WHAT THE TASK REQUIRES: Repeat the material exactly, every line of it.

** Begin DATA FOR PROCESSING **

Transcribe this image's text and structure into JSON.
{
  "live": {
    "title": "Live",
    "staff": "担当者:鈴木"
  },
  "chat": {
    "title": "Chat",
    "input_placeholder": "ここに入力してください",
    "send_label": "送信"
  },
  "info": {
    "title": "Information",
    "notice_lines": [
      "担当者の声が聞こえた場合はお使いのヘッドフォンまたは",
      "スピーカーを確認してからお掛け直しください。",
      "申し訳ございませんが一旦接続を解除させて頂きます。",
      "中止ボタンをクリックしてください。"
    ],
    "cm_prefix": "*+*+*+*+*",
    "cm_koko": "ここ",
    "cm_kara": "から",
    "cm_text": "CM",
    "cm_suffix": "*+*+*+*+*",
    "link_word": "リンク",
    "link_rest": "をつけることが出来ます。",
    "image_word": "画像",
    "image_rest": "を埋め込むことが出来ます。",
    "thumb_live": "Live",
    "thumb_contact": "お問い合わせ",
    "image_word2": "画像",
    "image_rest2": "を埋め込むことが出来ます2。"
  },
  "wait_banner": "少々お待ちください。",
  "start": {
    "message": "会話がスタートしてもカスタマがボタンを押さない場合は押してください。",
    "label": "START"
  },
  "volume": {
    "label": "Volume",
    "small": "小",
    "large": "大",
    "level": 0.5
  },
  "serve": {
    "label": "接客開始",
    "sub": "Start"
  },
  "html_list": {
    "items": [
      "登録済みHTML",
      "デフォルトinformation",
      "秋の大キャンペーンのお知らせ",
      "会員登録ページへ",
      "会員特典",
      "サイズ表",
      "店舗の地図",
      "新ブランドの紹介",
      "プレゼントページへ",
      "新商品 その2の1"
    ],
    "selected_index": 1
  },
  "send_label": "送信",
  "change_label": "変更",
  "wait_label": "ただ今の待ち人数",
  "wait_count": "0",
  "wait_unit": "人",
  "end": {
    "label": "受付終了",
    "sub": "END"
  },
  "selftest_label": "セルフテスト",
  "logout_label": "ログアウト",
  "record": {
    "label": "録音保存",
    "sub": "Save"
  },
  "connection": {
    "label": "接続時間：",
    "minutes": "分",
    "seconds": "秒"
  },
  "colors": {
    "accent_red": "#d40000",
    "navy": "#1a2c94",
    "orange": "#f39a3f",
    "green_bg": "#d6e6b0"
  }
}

** End DATA FOR PROCESSING **

EXERCISE RESPONSE:
Transcribe this image's text and structure into JSON.
{
  "live": {
    "title": "Live",
    "staff": "担当者:鈴木"
  },
  "chat": {
    "title": "Chat",
    "input_placeholder": "ここに入力してください",
    "send_label": "送信"
  },
  "info": {
    "title": "Information",
    "notice_lines": [
      "担当者の声が聞こえた場合はお使いのヘッドフォンまたは",
      "スピーカーを確認してからお掛け直しください。",
      "申し訳ございませんが一旦接続を解除させて頂きます。",
      "中止ボタンをクリックしてください。"
    ],
    "cm_prefix": "*+*+*+*+*",
    "cm_koko": "ここ",
    "cm_kara": "から",
    "cm_text": "CM",
    "cm_suffix": "*+*+*+*+*",
    "link_word": "リンク",
    "link_rest": "をつけることが出来ます。",
    "image_word": "画像",
    "image_rest": "を埋め込むことが出来ます。",
    "thumb_live": "Live",
    "thumb_contact": "お問い合わせ",
    "image_word2": "画像",
    "image_rest2": "を埋め込むことが出来ます2。"
  },
  "wait_banner": "少々お待ちください。",
  "start": {
    "message": "会話がスタートしてもカスタマがボタンを押さない場合は押してください。",
    "label": "START"
  },
  "volume": {
    "label": "Volume",
    "small": "小",
    "large": "大",
    "level": 0.5
  },
  "serve": {
    "label": "接客開始",
    "sub": "Start"
  },
  "html_list": {
    "items": [
      "登録済みHTML",
      "デフォルトinformation",
      "秋の大キャンペーンのお知らせ",
      "会員登録ページへ",
      "会員特典",
      "サイズ表",
      "店舗の地図",
      "新ブランドの紹介",
      "プレゼントページへ",
      "新商品 その2の1"
    ],
    "selected_index": 1
  },
  "send_label": "送信",
  "change_label": "変更",
  "wait_label": "ただ今の待ち人数",
  "wait_count": "0",
  "wait_unit": "人",
  "end": {
    "label": "受付終了",
    "sub": "END"
  },
  "selftest_label": "セルフテスト",
  "logout_label": "ログアウト",
  "record": {
    "label": "録音保存",
    "sub": "Save"
  },
  "connection": {
    "label": "接続時間：",
    "minutes": "分",
    "seconds": "秒"
  },
  "colors": {
    "accent_red": "#d40000",
    "navy": "#1a2c94",
    "orange": "#f39a3f",
    "green_bg": "#d6e6b0"
  }
}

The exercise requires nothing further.